Set exercise | List each line of the data that holds the word "メジロの捕獲及び飼養登録について".

Extracted entries |
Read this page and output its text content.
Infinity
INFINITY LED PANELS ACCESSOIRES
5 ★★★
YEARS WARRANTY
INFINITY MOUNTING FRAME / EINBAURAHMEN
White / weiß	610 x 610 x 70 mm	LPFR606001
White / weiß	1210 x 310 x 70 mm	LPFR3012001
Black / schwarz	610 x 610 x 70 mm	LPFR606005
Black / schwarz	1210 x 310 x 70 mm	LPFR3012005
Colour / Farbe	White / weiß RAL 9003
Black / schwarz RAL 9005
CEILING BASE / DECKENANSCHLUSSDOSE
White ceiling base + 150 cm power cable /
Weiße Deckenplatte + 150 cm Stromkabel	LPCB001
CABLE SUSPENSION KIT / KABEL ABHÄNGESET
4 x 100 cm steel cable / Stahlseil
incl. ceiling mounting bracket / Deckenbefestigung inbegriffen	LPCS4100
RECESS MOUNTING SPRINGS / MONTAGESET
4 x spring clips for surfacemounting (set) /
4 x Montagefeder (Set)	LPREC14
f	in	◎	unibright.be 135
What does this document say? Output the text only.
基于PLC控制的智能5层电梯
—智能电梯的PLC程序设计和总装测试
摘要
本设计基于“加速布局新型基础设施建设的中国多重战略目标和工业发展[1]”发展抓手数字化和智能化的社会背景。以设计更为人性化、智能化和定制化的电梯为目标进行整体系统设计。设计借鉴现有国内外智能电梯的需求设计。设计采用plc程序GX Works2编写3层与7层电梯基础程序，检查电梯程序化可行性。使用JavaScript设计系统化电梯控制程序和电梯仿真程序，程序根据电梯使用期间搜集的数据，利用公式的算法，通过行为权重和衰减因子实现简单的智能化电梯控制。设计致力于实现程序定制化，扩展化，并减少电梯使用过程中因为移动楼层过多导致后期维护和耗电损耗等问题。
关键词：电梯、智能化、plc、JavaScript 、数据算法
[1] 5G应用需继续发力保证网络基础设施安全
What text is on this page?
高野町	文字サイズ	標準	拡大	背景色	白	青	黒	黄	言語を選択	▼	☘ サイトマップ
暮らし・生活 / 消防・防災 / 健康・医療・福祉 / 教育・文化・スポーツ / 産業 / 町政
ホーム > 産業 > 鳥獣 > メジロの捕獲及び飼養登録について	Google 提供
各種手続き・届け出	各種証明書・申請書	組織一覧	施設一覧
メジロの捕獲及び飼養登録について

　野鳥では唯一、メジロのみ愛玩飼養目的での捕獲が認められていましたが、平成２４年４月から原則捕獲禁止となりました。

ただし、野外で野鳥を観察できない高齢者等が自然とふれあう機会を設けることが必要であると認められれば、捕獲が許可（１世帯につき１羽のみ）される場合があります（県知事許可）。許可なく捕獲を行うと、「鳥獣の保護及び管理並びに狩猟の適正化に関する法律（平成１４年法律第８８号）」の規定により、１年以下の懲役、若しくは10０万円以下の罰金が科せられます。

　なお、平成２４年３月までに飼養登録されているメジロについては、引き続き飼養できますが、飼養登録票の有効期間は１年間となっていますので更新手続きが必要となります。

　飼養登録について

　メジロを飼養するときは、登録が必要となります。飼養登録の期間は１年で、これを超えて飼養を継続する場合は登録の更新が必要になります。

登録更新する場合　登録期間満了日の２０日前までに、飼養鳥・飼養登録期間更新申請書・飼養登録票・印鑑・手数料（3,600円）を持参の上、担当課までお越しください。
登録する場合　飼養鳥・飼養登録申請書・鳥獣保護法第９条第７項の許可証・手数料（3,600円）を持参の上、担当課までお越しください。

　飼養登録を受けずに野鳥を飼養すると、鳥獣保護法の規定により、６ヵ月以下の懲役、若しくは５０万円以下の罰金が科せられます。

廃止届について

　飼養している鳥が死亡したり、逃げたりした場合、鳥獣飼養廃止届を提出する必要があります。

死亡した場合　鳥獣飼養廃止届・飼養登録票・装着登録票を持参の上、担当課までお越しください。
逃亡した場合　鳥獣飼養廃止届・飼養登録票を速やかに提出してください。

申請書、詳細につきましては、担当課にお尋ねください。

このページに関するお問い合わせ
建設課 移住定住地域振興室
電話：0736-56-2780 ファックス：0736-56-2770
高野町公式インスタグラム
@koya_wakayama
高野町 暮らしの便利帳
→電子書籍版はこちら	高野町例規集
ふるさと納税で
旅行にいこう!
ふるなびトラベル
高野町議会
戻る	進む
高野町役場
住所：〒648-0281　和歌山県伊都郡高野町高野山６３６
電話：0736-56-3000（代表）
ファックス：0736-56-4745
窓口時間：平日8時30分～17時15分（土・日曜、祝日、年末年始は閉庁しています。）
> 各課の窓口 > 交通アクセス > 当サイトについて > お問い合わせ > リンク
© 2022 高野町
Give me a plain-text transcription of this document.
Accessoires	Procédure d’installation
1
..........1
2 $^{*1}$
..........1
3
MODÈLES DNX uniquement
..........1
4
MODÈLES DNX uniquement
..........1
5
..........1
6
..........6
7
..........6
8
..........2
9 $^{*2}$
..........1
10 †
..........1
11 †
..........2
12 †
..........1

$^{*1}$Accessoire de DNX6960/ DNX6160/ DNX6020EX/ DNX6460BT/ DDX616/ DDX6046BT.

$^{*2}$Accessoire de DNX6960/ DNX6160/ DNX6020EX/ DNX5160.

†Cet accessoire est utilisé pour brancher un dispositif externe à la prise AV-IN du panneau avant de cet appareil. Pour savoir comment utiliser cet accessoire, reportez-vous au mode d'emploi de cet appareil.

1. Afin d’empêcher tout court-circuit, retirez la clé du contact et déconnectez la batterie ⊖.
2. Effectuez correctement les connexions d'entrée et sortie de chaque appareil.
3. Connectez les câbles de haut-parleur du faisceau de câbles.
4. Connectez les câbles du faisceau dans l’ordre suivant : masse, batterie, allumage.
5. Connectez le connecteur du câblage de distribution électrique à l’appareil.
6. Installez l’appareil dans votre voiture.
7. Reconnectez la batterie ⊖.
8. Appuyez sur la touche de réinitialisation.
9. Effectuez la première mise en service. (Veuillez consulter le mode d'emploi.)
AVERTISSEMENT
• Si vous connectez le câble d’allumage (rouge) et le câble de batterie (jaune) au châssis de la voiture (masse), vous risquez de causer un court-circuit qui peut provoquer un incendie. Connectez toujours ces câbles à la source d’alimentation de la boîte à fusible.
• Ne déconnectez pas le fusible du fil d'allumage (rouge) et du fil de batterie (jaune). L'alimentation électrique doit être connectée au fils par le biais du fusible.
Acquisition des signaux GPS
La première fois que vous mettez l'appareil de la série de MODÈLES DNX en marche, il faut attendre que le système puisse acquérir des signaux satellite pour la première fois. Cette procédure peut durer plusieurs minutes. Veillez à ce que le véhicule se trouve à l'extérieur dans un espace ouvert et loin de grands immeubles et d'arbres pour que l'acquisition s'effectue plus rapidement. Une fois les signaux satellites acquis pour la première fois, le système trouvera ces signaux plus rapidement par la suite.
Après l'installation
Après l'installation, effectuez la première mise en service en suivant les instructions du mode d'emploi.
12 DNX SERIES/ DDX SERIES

Reply to the exercise |
ホーム > 産業 > 鳥獣 > メジロの捕獲及び飼養登録について	Google 提供
メジロの捕獲及び飼養登録について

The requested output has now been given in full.